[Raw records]
----------------

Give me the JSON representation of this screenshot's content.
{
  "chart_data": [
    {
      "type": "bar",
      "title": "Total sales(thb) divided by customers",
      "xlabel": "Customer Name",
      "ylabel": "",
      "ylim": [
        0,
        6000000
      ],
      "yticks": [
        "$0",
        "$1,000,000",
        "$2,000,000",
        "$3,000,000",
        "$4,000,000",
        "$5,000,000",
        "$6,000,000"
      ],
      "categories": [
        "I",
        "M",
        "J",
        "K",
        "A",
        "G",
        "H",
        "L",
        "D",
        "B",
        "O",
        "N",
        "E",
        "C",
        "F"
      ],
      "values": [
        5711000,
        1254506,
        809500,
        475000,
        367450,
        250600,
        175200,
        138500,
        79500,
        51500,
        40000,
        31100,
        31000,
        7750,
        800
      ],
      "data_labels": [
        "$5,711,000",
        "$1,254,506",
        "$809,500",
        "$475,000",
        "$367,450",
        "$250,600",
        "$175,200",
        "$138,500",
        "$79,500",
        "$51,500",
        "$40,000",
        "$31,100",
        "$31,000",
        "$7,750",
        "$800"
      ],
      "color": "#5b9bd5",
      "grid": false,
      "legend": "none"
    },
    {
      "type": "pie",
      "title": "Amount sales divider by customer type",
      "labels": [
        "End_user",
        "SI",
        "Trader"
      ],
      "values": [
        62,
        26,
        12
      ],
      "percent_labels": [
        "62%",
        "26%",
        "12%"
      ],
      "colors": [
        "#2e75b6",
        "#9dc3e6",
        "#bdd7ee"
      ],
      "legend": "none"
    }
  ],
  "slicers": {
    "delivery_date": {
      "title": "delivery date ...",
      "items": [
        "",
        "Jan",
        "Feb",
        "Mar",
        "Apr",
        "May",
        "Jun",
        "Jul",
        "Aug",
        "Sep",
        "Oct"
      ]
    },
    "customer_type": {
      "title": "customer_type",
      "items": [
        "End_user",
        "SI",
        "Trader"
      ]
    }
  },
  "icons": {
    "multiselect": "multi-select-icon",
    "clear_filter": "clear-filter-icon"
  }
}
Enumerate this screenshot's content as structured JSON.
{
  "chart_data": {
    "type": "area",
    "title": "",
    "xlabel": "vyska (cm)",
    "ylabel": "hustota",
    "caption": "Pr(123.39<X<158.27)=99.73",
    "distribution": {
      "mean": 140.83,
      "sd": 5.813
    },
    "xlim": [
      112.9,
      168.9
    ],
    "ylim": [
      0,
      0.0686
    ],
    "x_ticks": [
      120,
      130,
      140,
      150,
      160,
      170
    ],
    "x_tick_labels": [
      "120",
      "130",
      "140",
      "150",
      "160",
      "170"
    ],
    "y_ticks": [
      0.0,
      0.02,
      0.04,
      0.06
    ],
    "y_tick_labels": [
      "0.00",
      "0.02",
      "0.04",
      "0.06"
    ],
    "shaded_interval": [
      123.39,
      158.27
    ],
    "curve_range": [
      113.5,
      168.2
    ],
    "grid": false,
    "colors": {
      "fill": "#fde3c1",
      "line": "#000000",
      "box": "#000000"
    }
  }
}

----------------

▶ [Task directions]
Repeat each record exactly, leaving nothing out.

▶ [Solution]
Give me the JSON representation of this screenshot's content.
{
  "chart_data": [
    {
      "type": "bar",
      "title": "Total sales(thb) divided by customers",
      "xlabel": "Customer Name",
      "ylabel": "",
      "ylim": [
        0,
        6000000
      ],
      "yticks": [
        "$0",
        "$1,000,000",
        "$2,000,000",
        "$3,000,000",
        "$4,000,000",
        "$5,000,000",
        "$6,000,000"
      ],
      "categories": [
        "I",
        "M",
        "J",
        "K",
        "A",
        "G",
        "H",
        "L",
        "D",
        "B",
        "O",
        "N",
        "E",
        "C",
        "F"
      ],
      "values": [
        5711000,
        1254506,
        809500,
        475000,
        367450,
        250600,
        175200,
        138500,
        79500,
        51500,
        40000,
        31100,
        31000,
        7750,
        800
      ],
      "data_labels": [
        "$5,711,000",
        "$1,254,506",
        "$809,500",
        "$475,000",
        "$367,450",
        "$250,600",
        "$175,200",
        "$138,500",
        "$79,500",
        "$51,500",
        "$40,000",
        "$31,100",
        "$31,000",
        "$7,750",
        "$800"
      ],
      "color": "#5b9bd5",
      "grid": false,
      "legend": "none"
    },
    {
      "type": "pie",
      "title": "Amount sales divider by customer type",
      "labels": [
        "End_user",
        "SI",
        "Trader"
      ],
      "values": [
        62,
        26,
        12
      ],
      "percent_labels": [
        "62%",
        "26%",
        "12%"
      ],
      "colors": [
        "#2e75b6",
        "#9dc3e6",
        "#bdd7ee"
      ],
      "legend": "none"
    }
  ],
  "slicers": {
    "delivery_date": {
      "title": "delivery date ...",
      "items": [
        "",
        "Jan",
        "Feb",
        "Mar",
        "Apr",
        "May",
        "Jun",
        "Jul",
        "Aug",
        "Sep",
        "Oct"
      ]
    },
    "customer_type": {
      "title": "customer_type",
      "items": [
        "End_user",
        "SI",
        "Trader"
      ]
    }
  },
  "icons": {
    "multiselect": "multi-select-icon",
    "clear_filter": "clear-filter-icon"
  }
}
Enumerate this screenshot's content as structured JSON.
{
  "chart_data": {
    "type": "area",
    "title": "",
    "xlabel": "vyska (cm)",
    "ylabel": "hustota",
    "caption": "Pr(123.39<X<158.27)=99.73",
    "distribution": {
      "mean": 140.83,
      "sd": 5.813
    },
    "xlim": [
      112.9,
      168.9
    ],
    "ylim": [
      0,
      0.0686
    ],
    "x_ticks": [
      120,
      130,
      140,
      150,
      160,
      170
    ],
    "x_tick_labels": [
      "120",
      "130",
      "140",
      "150",
      "160",
      "170"
    ],
    "y_ticks": [
      0.0,
      0.02,
      0.04,
      0.06
    ],
    "y_tick_labels": [
      "0.00",
      "0.02",
      "0.04",
      "0.06"
    ],
    "shaded_interval": [
      123.39,
      158.27
    ],
    "curve_range": [
      113.5,
      168.2
    ],
    "grid": false,
    "colors": {
      "fill": "#fde3c1",
      "line": "#000000",
      "box": "#000000"
    }
  }
}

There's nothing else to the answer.